# start of EXCERPTED DATA
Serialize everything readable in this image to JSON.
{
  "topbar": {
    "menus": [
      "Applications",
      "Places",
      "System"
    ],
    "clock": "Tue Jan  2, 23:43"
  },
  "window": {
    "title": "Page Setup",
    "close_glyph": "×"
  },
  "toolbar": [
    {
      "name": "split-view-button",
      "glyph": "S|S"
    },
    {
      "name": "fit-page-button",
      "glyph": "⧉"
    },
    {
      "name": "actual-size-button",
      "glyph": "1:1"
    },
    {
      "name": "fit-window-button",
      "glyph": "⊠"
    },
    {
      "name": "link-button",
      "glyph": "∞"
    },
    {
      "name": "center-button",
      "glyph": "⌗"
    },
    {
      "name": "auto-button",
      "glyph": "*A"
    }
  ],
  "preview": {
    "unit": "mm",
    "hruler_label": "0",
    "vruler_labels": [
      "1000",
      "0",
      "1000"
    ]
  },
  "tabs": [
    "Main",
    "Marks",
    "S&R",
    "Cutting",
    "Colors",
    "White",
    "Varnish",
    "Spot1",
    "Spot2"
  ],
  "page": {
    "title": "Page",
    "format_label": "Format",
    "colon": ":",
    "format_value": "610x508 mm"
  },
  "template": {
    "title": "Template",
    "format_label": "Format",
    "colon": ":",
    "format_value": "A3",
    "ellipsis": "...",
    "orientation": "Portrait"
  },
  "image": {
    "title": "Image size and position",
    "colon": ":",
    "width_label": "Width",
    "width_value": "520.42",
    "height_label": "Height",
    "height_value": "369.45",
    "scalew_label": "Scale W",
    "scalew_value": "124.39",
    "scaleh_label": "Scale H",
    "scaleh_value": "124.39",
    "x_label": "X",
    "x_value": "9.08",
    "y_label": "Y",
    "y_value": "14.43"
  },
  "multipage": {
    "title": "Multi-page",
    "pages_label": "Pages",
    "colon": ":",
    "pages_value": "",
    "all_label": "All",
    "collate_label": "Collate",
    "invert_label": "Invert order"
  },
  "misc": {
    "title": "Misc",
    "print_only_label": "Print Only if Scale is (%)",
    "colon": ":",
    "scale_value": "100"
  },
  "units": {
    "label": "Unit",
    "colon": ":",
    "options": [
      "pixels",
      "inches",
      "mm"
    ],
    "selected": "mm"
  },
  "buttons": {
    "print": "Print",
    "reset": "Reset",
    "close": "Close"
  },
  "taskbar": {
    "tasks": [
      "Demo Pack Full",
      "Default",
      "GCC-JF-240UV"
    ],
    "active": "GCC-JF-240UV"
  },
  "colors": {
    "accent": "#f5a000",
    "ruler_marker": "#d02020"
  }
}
# end of EXCERPTED DATA
- **GIVEN INSTRUCTION**: Quote the whole listing above, leaving nothing out.

- **CORRECT ANSWER**:
Serialize everything readable in this image to JSON.
{
  "topbar": {
    "menus": [
      "Applications",
      "Places",
      "System"
    ],
    "clock": "Tue Jan  2, 23:43"
  },
  "window": {
    "title": "Page Setup",
    "close_glyph": "×"
  },
  "toolbar": [
    {
      "name": "split-view-button",
      "glyph": "S|S"
    },
    {
      "name": "fit-page-button",
      "glyph": "⧉"
    },
    {
      "name": "actual-size-button",
      "glyph": "1:1"
    },
    {
      "name": "fit-window-button",
      "glyph": "⊠"
    },
    {
      "name": "link-button",
      "glyph": "∞"
    },
    {
      "name": "center-button",
      "glyph": "⌗"
    },
    {
      "name": "auto-button",
      "glyph": "*A"
    }
  ],
  "preview": {
    "unit": "mm",
    "hruler_label": "0",
    "vruler_labels": [
      "1000",
      "0",
      "1000"
    ]
  },
  "tabs": [
    "Main",
    "Marks",
    "S&R",
    "Cutting",
    "Colors",
    "White",
    "Varnish",
    "Spot1",
    "Spot2"
  ],
  "page": {
    "title": "Page",
    "format_label": "Format",
    "colon": ":",
    "format_value": "610x508 mm"
  },
  "template": {
    "title": "Template",
    "format_label": "Format",
    "colon": ":",
    "format_value": "A3",
    "ellipsis": "...",
    "orientation": "Portrait"
  },
  "image": {
    "title": "Image size and position",
    "colon": ":",
    "width_label": "Width",
    "width_value": "520.42",
    "height_label": "Height",
    "height_value": "369.45",
    "scalew_label": "Scale W",
    "scalew_value": "124.39",
    "scaleh_label": "Scale H",
    "scaleh_value": "124.39",
    "x_label": "X",
    "x_value": "9.08",
    "y_label": "Y",
    "y_value": "14.43"
  },
  "multipage": {
    "title": "Multi-page",
    "pages_label": "Pages",
    "colon": ":",
    "pages_value": "",
    "all_label": "All",
    "collate_label": "Collate",
    "invert_label": "Invert order"
  },
  "misc": {
    "title": "Misc",
    "print_only_label": "Print Only if Scale is (%)",
    "colon": ":",
    "scale_value": "100"
  },
  "units": {
    "label": "Unit",
    "colon": ":",
    "options": [
      "pixels",
      "inches",
      "mm"
    ],
    "selected": "mm"
  },
  "buttons": {
    "print": "Print",
    "reset": "Reset",
    "close": "Close"
  },
  "taskbar": {
    "tasks": [
      "Demo Pack Full",
      "Default",
      "GCC-JF-240UV"
    ],
    "active": "GCC-JF-240UV"
  },
  "colors": {
    "accent": "#f5a000",
    "ruler_marker": "#d02020"
  }
}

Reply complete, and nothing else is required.